__Problem to work on__
Reproduce the listing below exactly. Pictures do not belong in the copy.

__Excerpted records__
··········

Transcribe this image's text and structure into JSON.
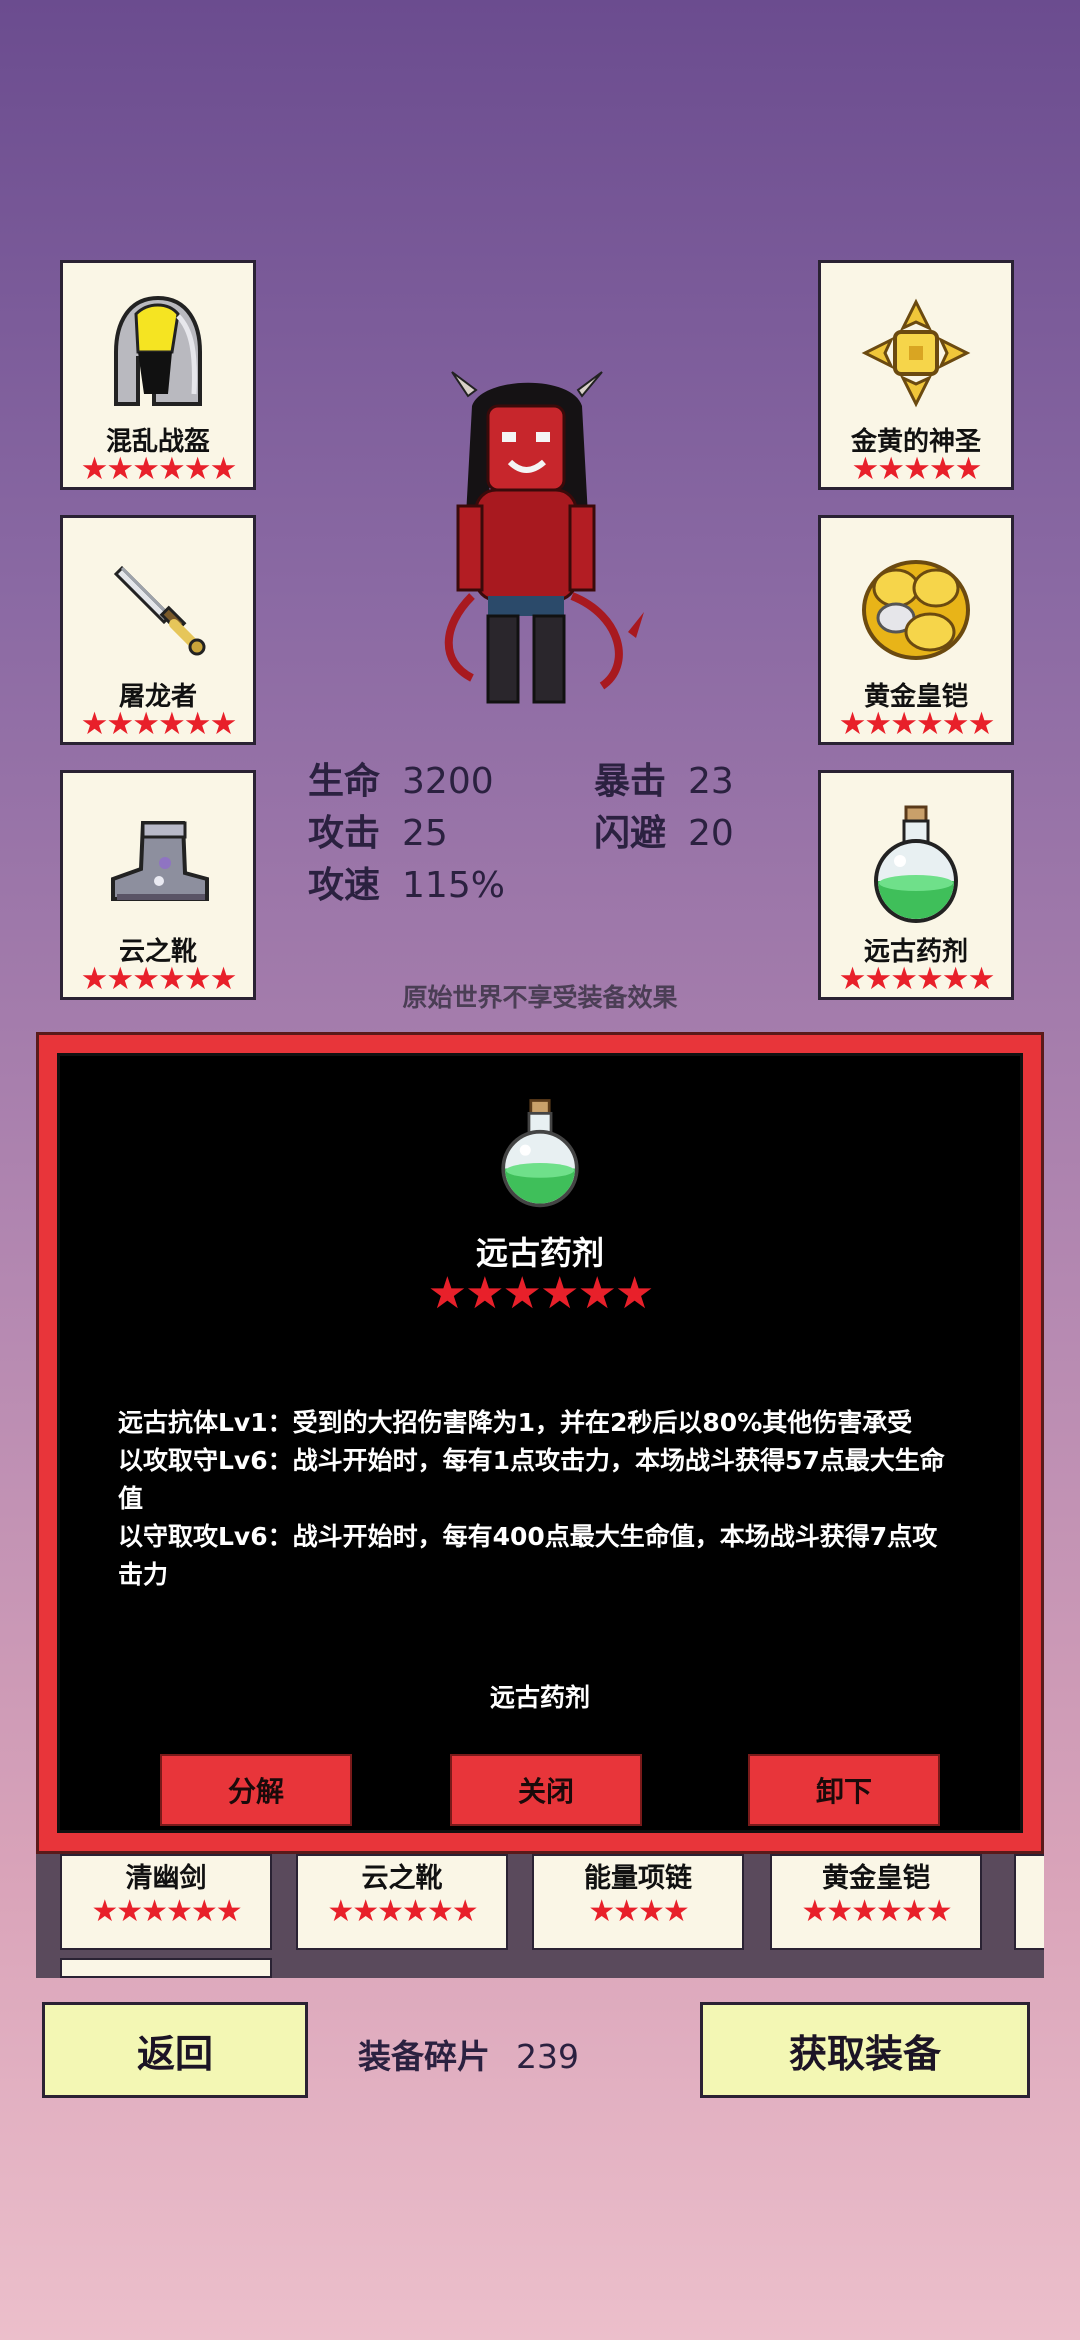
{
  "equipment_slots": {
    "left": [
      {
        "name": "混乱战盔",
        "stars": "★★★★★★",
        "icon": "helmet-icon"
      },
      {
        "name": "屠龙者",
        "stars": "★★★★★★",
        "icon": "dagger-icon"
      },
      {
        "name": "云之靴",
        "stars": "★★★★★★",
        "icon": "boots-icon"
      }
    ],
    "right": [
      {
        "name": "金黄的神圣",
        "stars": "★★★★★",
        "icon": "holy-cross-icon"
      },
      {
        "name": "黄金皇铠",
        "stars": "★★★★★★",
        "icon": "gold-armor-icon"
      },
      {
        "name": "远古药剂",
        "stars": "★★★★★★",
        "icon": "potion-icon"
      }
    ]
  },
  "character": {
    "icon": "demon-girl-sprite"
  },
  "stats": {
    "hp_label": "生命",
    "hp_value": "3200",
    "atk_label": "攻击",
    "atk_value": "25",
    "aspd_label": "攻速",
    "aspd_value": "115%",
    "crit_label": "暴击",
    "crit_value": "23",
    "dodge_label": "闪避",
    "dodge_value": "20"
  },
  "notice": "原始世界不享受装备效果",
  "detail_modal": {
    "icon": "potion-icon",
    "title": "远古药剂",
    "stars": "★★★★★★",
    "desc": [
      "远古抗体Lv1：受到的大招伤害降为1，并在2秒后以80%其他伤害承受",
      "以攻取守Lv6：战斗开始时，每有1点攻击力，本场战斗获得57点最大生命值",
      "以守取攻Lv6：战斗开始时，每有400点最大生命值，本场战斗获得7点攻击力"
    ],
    "item_name": "远古药剂",
    "buttons": {
      "decompose": "分解",
      "close": "关闭",
      "unequip": "卸下"
    }
  },
  "inventory": [
    {
      "name": "清幽剑",
      "stars": "★★★★★★"
    },
    {
      "name": "云之靴",
      "stars": "★★★★★★"
    },
    {
      "name": "能量项链",
      "stars": "★★★★"
    },
    {
      "name": "黄金皇铠",
      "stars": "★★★★★★"
    }
  ],
  "bottom": {
    "back_label": "返回",
    "fragments_label": "装备碎片",
    "fragments_value": "239",
    "get_equipment_label": "获取装备"
  },
  "colors": {
    "star": "#e8202a",
    "modal_border": "#e8353a",
    "button_bg": "#f3f7b4"
  }
}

··········

__Reply__
Transcribe this image's text and structure into JSON.
{
  "equipment_slots": {
    "left": [
      {
        "name": "混乱战盔",
        "stars": "★★★★★★",
        "icon": "helmet-icon"
      },
      {
        "name": "屠龙者",
        "stars": "★★★★★★",
        "icon": "dagger-icon"
      },
      {
        "name": "云之靴",
        "stars": "★★★★★★",
        "icon": "boots-icon"
      }
    ],
    "right": [
      {
        "name": "金黄的神圣",
        "stars": "★★★★★",
        "icon": "holy-cross-icon"
      },
      {
        "name": "黄金皇铠",
        "stars": "★★★★★★",
        "icon": "gold-armor-icon"
      },
      {
        "name": "远古药剂",
        "stars": "★★★★★★",
        "icon": "potion-icon"
      }
    ]
  },
  "character": {
    "icon": "demon-girl-sprite"
  },
  "stats": {
    "hp_label": "生命",
    "hp_value": "3200",
    "atk_label": "攻击",
    "atk_value": "25",
    "aspd_label": "攻速",
    "aspd_value": "115%",
    "crit_label": "暴击",
    "crit_value": "23",
    "dodge_label": "闪避",
    "dodge_value": "20"
  },
  "notice": "原始世界不享受装备效果",
  "detail_modal": {
    "icon": "potion-icon",
    "title": "远古药剂",
    "stars": "★★★★★★",
    "desc": [
      "远古抗体Lv1：受到的大招伤害降为1，并在2秒后以80%其他伤害承受",
      "以攻取守Lv6：战斗开始时，每有1点攻击力，本场战斗获得57点最大生命值",
      "以守取攻Lv6：战斗开始时，每有400点最大生命值，本场战斗获得7点攻击力"
    ],
    "item_name": "远古药剂",
    "buttons": {
      "decompose": "分解",
      "close": "关闭",
      "unequip": "卸下"
    }
  },
  "inventory": [
    {
      "name": "清幽剑",
      "stars": "★★★★★★"
    },
    {
      "name": "云之靴",
      "stars": "★★★★★★"
    },
    {
      "name": "能量项链",
      "stars": "★★★★"
    },
    {
      "name": "黄金皇铠",
      "stars": "★★★★★★"
    }
  ],
  "bottom": {
    "back_label": "返回",
    "fragments_label": "装备碎片",
    "fragments_value": "239",
    "get_equipment_label": "获取装备"
  },
  "colors": {
    "star": "#e8202a",
    "modal_border": "#e8353a",
    "button_bg": "#f3f7b4"
  }
}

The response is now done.